Request: Find the string "sobre" in the entries and copy each line that has it.

>> Start Data supplied

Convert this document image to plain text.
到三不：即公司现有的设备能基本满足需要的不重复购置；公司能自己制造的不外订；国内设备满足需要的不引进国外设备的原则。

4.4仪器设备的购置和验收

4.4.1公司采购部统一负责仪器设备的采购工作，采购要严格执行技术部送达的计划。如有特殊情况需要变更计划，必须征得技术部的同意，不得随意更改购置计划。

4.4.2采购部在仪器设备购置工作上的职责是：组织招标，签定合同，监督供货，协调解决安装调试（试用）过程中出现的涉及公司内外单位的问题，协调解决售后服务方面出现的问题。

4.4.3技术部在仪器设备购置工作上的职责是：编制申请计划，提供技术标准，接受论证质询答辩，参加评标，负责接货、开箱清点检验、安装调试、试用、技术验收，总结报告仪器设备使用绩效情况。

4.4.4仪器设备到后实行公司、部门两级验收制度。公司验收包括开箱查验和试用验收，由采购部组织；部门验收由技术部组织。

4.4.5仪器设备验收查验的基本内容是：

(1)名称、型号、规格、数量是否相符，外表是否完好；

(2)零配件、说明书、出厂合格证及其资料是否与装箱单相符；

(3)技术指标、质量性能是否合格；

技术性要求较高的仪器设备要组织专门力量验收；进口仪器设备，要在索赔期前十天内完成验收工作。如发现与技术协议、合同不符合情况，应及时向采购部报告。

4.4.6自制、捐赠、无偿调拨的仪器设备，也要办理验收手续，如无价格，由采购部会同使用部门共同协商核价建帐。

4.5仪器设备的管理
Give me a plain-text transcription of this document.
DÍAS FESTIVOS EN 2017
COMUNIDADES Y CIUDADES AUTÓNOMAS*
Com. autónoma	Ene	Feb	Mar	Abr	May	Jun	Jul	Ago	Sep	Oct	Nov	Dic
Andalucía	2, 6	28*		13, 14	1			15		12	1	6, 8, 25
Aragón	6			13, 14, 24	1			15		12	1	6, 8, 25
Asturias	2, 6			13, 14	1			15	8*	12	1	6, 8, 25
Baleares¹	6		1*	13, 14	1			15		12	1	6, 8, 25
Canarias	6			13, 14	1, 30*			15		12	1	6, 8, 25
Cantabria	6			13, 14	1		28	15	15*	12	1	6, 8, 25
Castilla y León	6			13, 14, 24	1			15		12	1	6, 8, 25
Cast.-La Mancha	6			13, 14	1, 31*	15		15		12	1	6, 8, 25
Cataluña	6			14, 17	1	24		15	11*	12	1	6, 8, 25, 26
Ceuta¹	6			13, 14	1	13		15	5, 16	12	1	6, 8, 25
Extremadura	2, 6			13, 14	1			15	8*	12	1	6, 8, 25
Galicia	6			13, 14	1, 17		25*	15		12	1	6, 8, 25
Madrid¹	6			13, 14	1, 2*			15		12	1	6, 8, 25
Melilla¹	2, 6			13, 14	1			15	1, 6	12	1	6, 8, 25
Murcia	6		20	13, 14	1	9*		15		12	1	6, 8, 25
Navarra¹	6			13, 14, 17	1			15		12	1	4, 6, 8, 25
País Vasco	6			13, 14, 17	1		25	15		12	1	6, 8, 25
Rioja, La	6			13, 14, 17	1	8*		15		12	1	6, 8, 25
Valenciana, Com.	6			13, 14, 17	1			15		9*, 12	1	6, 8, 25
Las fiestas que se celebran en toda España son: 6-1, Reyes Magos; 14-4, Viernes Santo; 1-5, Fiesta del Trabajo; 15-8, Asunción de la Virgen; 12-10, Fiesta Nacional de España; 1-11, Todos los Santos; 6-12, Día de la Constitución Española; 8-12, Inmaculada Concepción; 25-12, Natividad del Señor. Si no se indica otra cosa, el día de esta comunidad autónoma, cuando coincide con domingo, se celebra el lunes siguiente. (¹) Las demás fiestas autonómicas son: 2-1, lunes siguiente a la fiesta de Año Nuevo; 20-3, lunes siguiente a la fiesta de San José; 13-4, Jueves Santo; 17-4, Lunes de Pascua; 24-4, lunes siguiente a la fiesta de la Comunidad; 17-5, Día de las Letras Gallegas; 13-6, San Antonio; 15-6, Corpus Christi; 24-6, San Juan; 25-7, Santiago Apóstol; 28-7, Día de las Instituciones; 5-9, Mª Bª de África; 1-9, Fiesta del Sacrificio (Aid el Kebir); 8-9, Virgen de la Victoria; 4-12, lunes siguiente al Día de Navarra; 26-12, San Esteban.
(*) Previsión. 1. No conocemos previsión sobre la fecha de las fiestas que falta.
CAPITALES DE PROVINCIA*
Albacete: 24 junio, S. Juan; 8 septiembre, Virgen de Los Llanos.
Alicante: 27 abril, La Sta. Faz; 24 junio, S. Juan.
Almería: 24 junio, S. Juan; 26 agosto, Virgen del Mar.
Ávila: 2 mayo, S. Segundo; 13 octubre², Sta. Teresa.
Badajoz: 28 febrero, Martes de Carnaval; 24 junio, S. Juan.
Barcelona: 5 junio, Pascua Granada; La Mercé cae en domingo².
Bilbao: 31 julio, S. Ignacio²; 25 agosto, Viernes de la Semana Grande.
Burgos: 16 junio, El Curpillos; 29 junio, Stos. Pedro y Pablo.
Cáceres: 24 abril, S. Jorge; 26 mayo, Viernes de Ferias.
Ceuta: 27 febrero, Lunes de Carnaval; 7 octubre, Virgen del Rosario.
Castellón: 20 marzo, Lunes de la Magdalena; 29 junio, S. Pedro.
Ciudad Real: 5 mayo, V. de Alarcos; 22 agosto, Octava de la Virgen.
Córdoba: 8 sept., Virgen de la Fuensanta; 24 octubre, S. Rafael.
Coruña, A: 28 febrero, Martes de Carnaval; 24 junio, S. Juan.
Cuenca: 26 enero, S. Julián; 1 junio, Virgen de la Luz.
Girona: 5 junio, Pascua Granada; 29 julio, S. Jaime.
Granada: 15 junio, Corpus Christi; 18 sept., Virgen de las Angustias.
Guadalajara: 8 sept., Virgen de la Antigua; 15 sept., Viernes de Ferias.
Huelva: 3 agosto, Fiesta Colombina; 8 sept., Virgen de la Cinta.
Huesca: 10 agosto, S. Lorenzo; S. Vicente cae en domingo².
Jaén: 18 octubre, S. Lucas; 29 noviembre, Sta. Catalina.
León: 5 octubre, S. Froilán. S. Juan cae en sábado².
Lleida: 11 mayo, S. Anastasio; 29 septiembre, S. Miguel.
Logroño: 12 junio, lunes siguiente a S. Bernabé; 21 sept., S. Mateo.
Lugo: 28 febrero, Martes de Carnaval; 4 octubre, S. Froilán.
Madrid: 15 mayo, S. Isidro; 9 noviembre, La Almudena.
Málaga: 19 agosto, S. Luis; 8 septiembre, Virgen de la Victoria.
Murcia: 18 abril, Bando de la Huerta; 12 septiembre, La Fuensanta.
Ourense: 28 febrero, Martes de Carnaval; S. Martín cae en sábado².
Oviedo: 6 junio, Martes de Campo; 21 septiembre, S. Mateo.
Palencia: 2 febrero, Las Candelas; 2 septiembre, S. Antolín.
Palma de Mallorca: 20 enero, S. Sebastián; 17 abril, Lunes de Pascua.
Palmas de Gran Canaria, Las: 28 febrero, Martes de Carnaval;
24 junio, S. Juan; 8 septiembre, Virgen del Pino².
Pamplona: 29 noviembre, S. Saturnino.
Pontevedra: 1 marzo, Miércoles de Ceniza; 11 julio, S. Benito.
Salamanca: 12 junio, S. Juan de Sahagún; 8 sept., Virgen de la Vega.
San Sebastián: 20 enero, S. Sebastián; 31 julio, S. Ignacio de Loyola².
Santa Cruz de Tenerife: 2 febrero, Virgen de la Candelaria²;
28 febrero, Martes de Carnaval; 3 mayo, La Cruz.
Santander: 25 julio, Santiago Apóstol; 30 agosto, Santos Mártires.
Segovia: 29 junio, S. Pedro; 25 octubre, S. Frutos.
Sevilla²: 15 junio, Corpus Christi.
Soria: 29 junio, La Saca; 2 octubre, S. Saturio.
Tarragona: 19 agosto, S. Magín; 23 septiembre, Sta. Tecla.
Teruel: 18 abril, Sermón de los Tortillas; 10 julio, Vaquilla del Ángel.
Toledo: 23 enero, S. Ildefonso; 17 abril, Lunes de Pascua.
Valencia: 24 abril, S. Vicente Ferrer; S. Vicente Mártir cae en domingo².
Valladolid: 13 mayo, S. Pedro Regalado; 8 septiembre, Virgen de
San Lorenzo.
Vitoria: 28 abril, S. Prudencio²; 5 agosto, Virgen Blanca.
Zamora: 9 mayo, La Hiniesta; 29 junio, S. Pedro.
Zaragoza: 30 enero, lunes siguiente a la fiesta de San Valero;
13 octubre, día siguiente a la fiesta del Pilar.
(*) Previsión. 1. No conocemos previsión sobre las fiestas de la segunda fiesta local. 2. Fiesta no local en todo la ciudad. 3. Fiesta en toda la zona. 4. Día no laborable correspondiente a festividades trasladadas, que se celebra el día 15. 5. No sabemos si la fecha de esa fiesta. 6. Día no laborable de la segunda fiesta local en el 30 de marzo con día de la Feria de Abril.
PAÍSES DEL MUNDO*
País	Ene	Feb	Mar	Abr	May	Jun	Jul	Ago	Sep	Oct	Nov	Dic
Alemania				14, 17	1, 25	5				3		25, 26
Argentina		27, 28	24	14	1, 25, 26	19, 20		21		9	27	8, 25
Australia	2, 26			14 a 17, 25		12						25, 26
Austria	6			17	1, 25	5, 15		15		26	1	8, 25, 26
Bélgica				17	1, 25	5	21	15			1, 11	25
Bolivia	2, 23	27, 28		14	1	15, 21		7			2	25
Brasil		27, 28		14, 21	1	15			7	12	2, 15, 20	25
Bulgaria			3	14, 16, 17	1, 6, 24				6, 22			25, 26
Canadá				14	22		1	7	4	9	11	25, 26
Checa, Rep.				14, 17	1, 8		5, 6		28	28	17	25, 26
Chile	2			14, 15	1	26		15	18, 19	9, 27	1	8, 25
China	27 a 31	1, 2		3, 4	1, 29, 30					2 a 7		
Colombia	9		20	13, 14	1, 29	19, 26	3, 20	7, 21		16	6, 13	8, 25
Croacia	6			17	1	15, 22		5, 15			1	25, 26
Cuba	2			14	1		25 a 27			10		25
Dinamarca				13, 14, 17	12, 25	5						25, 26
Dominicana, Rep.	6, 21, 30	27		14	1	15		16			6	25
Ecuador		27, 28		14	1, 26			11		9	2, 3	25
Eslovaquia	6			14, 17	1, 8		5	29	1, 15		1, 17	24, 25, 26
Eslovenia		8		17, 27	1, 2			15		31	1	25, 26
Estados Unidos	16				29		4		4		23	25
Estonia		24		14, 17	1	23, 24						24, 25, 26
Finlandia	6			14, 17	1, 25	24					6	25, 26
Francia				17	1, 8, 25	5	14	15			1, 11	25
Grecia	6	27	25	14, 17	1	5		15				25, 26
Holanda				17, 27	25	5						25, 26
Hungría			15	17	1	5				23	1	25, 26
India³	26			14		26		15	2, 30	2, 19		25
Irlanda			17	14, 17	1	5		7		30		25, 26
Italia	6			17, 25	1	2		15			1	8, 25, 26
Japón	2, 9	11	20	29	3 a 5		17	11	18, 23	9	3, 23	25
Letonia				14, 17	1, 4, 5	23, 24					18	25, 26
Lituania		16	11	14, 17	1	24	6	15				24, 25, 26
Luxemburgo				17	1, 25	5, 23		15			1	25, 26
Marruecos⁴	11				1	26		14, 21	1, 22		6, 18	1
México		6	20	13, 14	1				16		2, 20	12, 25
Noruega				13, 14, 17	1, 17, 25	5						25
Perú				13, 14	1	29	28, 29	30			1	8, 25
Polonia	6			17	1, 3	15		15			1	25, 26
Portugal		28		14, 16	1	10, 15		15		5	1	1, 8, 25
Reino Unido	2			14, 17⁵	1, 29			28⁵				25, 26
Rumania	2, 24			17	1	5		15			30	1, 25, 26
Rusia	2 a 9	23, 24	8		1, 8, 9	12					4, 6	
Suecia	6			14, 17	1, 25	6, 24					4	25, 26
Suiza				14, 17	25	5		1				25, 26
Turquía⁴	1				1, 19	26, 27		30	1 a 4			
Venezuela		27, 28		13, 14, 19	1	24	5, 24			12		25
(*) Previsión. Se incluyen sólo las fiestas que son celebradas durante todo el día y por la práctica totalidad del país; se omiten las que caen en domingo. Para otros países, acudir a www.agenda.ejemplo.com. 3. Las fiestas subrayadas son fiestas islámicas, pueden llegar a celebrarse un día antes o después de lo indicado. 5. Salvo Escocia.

>> End Data supplied

Problem solution:
(*) Previsión. 1. No conocemos previsión sobre la fecha de las fiestas que falta.
(*) Previsión. 1. No conocemos previsión sobre las fiestas de la segunda fiesta local. 2. Fiesta no local en todo la ciudad. 3. Fiesta en toda la zona. 4. Día no laborable correspondiente a festividades trasladadas, que se celebra el día 15. 5. No sabemos si la fecha de esa fiesta. 6. Día no laborable de la segunda fiesta local en el 30 de marzo con día de la Feria de Abril.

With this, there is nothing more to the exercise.